**REQUIREMENTS:** Count how many lines have the word "semi" in them. Reply with that number by itself.

Extracts from a graphics dataset
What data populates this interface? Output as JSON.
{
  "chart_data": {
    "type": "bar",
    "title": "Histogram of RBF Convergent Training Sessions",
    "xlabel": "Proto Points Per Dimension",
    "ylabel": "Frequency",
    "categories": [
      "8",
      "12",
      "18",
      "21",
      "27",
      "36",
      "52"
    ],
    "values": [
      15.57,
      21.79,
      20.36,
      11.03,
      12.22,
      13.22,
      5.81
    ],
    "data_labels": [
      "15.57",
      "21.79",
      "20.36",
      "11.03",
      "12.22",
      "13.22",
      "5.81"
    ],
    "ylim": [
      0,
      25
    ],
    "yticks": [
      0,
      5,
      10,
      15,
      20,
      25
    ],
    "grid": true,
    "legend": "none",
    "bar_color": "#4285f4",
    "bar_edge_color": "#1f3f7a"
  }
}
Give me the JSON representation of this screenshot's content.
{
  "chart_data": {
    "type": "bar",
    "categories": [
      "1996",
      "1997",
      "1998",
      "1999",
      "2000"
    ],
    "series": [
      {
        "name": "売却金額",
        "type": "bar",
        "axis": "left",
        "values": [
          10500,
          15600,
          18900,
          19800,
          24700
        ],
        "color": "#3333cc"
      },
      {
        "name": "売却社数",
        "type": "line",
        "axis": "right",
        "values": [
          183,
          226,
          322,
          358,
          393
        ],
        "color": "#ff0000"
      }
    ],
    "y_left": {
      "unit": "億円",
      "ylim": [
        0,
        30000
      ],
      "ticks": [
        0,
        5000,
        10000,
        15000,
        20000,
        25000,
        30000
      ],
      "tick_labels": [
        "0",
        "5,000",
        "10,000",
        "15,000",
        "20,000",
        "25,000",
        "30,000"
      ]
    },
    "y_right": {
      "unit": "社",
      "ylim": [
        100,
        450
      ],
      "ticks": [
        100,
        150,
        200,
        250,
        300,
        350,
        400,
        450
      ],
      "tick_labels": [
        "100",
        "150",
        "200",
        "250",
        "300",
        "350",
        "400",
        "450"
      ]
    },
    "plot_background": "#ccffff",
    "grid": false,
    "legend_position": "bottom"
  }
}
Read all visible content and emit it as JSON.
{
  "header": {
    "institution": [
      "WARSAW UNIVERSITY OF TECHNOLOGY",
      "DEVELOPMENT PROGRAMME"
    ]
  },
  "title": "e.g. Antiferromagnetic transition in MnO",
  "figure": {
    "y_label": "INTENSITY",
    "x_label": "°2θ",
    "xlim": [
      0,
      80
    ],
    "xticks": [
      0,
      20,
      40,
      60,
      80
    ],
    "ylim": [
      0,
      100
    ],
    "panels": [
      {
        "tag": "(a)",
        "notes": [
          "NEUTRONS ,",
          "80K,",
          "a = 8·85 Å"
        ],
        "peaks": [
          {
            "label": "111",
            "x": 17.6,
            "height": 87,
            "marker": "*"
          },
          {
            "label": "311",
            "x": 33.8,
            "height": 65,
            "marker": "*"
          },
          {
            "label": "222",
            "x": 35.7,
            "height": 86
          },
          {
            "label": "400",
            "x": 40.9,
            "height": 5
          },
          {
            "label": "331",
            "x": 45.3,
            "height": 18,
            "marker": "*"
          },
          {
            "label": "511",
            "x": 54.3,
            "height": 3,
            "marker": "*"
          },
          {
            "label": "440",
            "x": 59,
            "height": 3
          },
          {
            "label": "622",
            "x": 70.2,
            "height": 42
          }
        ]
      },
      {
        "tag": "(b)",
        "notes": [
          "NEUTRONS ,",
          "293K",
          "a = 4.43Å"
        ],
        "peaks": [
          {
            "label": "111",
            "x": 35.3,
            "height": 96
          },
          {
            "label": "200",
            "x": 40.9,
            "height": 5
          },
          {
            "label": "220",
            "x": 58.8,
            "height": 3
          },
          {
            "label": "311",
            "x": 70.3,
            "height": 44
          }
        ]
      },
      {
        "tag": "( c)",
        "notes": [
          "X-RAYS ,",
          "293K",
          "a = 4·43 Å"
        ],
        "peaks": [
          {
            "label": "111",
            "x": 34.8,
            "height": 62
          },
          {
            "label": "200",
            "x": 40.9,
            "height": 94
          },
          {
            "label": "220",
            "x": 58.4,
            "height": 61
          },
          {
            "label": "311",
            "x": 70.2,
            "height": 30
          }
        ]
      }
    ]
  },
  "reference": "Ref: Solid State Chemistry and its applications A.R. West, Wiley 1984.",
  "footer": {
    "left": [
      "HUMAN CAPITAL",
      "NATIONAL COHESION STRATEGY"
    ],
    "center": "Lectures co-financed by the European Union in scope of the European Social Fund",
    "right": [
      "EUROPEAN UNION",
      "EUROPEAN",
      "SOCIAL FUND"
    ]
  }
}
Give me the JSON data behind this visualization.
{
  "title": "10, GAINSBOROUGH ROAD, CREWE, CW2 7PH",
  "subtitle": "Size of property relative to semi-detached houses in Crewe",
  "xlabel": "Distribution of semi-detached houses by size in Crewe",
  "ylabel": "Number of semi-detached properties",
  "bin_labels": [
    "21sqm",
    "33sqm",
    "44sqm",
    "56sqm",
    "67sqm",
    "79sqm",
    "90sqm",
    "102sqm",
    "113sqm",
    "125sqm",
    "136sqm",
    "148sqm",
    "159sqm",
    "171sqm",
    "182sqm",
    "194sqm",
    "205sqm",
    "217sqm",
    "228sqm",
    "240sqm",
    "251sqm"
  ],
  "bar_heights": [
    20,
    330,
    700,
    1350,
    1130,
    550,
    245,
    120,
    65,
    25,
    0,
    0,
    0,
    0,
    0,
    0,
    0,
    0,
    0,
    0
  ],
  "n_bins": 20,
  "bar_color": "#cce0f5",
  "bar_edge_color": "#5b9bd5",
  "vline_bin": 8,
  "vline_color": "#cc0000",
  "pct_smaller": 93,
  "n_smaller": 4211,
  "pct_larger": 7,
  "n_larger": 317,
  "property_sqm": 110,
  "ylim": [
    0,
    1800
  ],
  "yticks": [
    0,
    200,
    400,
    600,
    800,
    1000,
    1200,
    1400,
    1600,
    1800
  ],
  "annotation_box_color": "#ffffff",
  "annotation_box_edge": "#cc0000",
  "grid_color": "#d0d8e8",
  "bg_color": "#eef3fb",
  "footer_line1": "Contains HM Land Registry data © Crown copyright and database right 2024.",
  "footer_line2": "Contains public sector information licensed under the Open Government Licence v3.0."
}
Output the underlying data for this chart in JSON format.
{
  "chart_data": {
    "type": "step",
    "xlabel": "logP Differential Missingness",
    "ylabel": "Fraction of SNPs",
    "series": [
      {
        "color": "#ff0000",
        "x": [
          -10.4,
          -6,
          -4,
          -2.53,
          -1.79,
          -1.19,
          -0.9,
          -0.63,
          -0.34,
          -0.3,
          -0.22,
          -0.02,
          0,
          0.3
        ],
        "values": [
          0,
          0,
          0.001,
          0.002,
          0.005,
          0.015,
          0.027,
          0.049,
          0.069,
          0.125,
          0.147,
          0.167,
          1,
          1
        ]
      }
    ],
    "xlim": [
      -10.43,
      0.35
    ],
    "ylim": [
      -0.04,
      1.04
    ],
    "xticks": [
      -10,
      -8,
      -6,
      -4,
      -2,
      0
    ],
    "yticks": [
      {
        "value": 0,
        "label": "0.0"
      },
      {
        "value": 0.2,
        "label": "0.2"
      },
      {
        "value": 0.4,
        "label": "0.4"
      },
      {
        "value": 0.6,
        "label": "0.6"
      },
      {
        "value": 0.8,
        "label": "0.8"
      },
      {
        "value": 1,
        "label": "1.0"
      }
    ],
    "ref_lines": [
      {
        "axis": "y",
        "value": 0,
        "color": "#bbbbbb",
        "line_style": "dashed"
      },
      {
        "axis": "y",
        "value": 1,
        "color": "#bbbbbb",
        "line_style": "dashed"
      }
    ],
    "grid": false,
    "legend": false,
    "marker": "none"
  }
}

**SOLVED EXERCISE:** 3